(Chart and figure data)

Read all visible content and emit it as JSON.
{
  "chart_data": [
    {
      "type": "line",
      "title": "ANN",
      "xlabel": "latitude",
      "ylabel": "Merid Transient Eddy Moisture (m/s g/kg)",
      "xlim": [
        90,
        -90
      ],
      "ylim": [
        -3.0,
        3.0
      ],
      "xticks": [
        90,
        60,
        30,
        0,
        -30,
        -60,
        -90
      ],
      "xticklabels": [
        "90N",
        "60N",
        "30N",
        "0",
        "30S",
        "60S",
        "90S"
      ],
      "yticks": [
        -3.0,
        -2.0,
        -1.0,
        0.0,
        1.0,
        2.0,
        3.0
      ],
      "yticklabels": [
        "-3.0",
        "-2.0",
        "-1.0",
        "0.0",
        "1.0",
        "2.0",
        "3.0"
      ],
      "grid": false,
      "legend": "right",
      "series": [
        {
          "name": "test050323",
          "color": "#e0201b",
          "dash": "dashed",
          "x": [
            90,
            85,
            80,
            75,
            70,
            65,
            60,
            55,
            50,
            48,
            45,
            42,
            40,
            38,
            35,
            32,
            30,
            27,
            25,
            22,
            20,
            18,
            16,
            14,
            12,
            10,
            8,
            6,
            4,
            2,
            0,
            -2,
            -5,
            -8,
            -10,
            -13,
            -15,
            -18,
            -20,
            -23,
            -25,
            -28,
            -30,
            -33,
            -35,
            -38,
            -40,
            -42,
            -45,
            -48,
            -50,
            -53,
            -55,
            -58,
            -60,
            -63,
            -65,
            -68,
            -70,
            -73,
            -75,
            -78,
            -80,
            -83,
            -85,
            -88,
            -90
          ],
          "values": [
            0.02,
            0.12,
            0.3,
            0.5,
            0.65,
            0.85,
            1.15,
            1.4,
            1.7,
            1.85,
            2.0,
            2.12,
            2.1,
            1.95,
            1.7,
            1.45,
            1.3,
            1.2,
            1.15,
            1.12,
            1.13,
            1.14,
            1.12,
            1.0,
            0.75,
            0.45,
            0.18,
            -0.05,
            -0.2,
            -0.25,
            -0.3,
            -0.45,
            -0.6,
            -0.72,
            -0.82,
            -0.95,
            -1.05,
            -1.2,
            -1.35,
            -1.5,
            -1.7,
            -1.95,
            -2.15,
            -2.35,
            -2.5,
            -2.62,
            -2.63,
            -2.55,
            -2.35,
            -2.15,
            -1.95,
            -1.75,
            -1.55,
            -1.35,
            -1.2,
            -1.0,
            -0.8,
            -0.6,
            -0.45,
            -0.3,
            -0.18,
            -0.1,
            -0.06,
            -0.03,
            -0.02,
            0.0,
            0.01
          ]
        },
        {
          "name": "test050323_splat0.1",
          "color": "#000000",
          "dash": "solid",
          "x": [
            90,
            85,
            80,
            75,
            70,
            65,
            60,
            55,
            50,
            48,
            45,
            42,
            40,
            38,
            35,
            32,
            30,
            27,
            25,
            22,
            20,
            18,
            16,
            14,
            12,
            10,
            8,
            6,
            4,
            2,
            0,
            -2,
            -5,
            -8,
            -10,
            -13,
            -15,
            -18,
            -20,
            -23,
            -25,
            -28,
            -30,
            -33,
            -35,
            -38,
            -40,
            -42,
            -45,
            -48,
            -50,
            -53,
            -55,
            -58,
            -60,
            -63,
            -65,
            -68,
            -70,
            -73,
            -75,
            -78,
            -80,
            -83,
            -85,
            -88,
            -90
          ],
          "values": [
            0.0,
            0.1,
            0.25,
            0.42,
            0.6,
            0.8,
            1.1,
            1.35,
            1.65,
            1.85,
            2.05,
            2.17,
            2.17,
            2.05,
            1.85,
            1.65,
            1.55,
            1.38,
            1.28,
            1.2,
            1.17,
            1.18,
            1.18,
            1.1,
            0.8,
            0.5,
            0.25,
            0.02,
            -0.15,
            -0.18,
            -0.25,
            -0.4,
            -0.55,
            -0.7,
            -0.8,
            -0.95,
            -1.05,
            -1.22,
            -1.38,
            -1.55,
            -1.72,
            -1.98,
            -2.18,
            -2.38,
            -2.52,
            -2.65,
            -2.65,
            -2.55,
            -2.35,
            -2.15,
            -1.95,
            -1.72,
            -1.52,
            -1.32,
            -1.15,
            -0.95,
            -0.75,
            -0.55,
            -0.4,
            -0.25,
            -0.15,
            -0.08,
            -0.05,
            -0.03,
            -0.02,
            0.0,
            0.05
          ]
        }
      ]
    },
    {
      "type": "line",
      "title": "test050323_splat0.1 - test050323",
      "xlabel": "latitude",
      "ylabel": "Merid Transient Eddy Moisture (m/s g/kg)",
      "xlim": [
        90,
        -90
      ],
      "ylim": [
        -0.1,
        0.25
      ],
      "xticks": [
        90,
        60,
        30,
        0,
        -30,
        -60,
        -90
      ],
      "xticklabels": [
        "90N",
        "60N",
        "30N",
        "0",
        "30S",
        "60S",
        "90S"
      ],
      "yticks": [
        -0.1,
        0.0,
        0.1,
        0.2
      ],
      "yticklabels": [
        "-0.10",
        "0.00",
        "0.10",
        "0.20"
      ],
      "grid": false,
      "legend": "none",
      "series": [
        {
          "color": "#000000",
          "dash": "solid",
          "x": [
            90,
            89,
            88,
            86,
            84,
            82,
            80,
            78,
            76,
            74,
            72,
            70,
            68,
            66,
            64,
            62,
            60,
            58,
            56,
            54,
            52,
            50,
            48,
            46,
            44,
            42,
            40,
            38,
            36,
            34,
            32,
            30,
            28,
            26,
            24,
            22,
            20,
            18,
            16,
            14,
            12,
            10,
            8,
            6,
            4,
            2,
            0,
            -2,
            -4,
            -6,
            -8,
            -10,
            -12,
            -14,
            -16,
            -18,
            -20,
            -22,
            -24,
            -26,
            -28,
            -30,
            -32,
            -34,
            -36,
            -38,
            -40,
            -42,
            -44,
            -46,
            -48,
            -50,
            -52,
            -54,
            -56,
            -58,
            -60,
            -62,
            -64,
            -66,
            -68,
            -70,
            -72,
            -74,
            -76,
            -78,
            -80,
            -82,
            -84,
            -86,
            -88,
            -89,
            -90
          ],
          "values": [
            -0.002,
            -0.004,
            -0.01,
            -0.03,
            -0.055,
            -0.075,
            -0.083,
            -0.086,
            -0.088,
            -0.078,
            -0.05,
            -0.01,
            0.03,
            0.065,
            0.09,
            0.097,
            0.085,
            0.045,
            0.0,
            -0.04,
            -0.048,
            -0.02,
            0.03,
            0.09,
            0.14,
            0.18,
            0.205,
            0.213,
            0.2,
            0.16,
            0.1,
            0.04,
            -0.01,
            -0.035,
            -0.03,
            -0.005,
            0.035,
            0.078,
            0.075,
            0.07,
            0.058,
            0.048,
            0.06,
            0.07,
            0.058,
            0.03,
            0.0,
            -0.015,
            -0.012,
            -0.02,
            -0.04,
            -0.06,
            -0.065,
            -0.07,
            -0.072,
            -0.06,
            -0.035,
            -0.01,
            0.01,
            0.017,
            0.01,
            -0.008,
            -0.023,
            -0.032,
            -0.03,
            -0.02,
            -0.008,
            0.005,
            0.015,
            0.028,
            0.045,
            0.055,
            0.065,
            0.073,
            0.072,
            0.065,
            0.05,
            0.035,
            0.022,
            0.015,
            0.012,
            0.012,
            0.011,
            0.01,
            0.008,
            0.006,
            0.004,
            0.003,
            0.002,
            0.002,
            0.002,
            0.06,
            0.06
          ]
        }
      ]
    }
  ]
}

→ Instructions for the task
Gather up the lines that contain the word "title".

→ Exercise solution
      "title": "ANN",
      "title": "test050323_splat0.1 - test050323",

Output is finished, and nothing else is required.